_Work to complete_:
Find and copy every line in the records that includes the string "okeanlarning".

_Provided records_:
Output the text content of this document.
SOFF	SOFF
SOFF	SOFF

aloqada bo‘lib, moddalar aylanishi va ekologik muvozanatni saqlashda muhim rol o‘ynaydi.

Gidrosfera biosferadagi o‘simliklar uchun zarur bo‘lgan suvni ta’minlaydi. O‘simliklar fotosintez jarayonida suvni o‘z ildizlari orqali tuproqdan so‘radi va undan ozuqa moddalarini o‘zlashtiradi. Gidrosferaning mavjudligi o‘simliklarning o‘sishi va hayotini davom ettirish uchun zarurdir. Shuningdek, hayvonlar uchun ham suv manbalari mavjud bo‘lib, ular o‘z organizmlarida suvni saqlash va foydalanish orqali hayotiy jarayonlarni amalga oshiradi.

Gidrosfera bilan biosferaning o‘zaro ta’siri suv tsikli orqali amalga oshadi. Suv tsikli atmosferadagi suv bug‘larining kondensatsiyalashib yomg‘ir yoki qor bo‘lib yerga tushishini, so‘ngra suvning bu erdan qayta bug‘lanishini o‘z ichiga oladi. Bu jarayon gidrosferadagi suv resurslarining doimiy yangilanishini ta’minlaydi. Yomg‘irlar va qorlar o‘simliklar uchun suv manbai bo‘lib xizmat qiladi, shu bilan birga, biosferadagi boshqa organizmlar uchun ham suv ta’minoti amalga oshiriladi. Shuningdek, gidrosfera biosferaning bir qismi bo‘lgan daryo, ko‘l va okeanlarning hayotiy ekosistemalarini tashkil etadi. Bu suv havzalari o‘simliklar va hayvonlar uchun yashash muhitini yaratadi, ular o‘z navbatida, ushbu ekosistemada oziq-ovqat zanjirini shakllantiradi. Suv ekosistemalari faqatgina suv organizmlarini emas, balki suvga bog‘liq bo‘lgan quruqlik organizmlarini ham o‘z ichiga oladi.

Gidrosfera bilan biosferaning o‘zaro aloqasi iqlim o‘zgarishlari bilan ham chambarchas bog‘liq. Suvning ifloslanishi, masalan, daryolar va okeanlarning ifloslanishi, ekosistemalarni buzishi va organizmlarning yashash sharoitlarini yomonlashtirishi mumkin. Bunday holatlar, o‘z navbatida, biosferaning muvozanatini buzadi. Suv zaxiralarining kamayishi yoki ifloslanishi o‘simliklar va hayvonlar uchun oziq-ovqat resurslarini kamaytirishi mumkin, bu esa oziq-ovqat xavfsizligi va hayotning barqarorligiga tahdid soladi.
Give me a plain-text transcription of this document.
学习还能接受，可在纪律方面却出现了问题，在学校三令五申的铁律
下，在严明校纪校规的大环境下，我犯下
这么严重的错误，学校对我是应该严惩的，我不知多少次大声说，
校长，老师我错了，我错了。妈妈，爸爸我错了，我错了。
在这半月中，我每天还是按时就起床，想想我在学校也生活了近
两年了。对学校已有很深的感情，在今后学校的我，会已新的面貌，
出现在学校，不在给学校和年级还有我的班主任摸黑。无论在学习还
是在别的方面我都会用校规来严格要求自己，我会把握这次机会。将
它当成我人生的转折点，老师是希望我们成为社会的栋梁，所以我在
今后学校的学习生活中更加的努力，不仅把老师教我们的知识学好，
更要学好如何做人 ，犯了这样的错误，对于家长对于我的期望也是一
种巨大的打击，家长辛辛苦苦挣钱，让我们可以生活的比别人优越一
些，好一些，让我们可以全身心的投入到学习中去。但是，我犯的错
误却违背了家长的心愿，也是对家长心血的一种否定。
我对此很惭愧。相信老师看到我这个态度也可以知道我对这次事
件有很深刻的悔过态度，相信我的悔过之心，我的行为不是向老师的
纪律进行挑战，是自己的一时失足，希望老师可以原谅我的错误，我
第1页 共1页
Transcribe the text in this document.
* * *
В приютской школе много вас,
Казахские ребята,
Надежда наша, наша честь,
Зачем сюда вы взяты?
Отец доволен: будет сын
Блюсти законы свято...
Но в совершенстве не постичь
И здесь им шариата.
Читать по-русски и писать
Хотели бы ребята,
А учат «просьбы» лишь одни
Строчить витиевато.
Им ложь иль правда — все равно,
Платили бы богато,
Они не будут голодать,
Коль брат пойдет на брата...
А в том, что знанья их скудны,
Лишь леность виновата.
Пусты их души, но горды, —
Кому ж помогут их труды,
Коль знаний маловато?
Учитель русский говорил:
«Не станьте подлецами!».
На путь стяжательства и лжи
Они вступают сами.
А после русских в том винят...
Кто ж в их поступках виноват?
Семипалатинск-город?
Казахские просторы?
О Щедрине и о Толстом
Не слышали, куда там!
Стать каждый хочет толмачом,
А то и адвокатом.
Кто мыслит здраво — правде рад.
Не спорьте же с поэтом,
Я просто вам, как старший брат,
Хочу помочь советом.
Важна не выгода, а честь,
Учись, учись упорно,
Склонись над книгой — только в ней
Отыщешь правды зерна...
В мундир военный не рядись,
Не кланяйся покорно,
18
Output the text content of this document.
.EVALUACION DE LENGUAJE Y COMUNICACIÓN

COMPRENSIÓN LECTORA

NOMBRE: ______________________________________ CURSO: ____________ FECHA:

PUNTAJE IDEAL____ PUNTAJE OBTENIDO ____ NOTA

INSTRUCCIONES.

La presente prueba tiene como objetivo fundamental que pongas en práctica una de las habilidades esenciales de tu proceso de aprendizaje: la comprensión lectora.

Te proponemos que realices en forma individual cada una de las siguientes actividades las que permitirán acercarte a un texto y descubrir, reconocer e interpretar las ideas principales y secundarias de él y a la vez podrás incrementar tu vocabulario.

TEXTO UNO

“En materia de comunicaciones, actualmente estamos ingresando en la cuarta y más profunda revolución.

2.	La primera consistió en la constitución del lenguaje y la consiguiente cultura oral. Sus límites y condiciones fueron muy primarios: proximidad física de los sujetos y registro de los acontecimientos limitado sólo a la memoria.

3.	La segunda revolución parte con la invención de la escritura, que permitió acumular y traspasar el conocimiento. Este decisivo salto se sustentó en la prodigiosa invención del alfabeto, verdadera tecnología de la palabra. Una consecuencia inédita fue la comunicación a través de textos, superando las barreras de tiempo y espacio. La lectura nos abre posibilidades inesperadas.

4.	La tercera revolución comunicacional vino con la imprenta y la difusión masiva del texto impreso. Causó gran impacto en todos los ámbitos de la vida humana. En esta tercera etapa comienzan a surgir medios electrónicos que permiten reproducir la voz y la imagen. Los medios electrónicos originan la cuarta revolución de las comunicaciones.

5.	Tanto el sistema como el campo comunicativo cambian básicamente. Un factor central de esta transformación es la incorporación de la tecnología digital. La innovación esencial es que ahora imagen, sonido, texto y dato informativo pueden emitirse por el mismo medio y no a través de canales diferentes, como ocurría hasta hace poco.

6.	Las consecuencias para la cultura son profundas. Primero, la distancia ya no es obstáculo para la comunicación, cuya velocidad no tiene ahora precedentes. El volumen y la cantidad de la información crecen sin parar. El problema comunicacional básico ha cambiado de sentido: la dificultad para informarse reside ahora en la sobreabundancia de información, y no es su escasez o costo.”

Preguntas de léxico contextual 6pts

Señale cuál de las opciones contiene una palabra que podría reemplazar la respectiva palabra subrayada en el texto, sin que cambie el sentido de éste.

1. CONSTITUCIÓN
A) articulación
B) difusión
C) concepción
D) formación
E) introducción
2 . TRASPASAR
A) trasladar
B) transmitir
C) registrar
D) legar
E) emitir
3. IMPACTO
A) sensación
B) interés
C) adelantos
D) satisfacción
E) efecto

_Exercise solution_:
Gidrosfera bilan biosferaning o‘zaro ta’siri suv tsikli orqali amalga oshadi. Suv tsikli atmosferadagi suv bug‘larining kondensatsiyalashib yomg‘ir yoki qor bo‘lib yerga tushishini, so‘ngra suvning bu erdan qayta bug‘lanishini o‘z ichiga oladi. Bu jarayon gidrosferadagi suv resurslarining doimiy yangilanishini ta’minlaydi. Yomg‘irlar va qorlar o‘simliklar uchun suv manbai bo‘lib xizmat qiladi, shu bilan birga, biosferadagi boshqa organizmlar uchun ham suv ta’minoti amalga oshiriladi. Shuningdek, gidrosfera biosferaning bir qismi bo‘lgan daryo, ko‘l va okeanlarning hayotiy ekosistemalarini tashkil etadi. Bu suv havzalari o‘simliklar va hayvonlar uchun yashash muhitini yaratadi, ular o‘z navbatida, ushbu ekosistemada oziq-ovqat zanjirini shakllantiradi. Suv ekosistemalari faqatgina suv organizmlarini emas, balki suvga bog‘liq bo‘lgan quruqlik organizmlarini ham o‘z ichiga oladi.
Gidrosfera bilan biosferaning o‘zaro aloqasi iqlim o‘zgarishlari bilan ham chambarchas bog‘liq. Suvning ifloslanishi, masalan, daryolar va okeanlarning ifloslanishi, ekosistemalarni buzishi va organizmlarning yashash sharoitlarini yomonlashtirishi mumkin. Bunday holatlar, o‘z navbatida, biosferaning muvozanatini buzadi. Suv zaxiralarining kamayishi yoki ifloslanishi o‘simliklar va hayvonlar uchun oziq-ovqat resurslarini kamaytirishi mumkin, bu esa oziq-ovqat xavfsizligi va hayotning barqarorligiga tahdid soladi.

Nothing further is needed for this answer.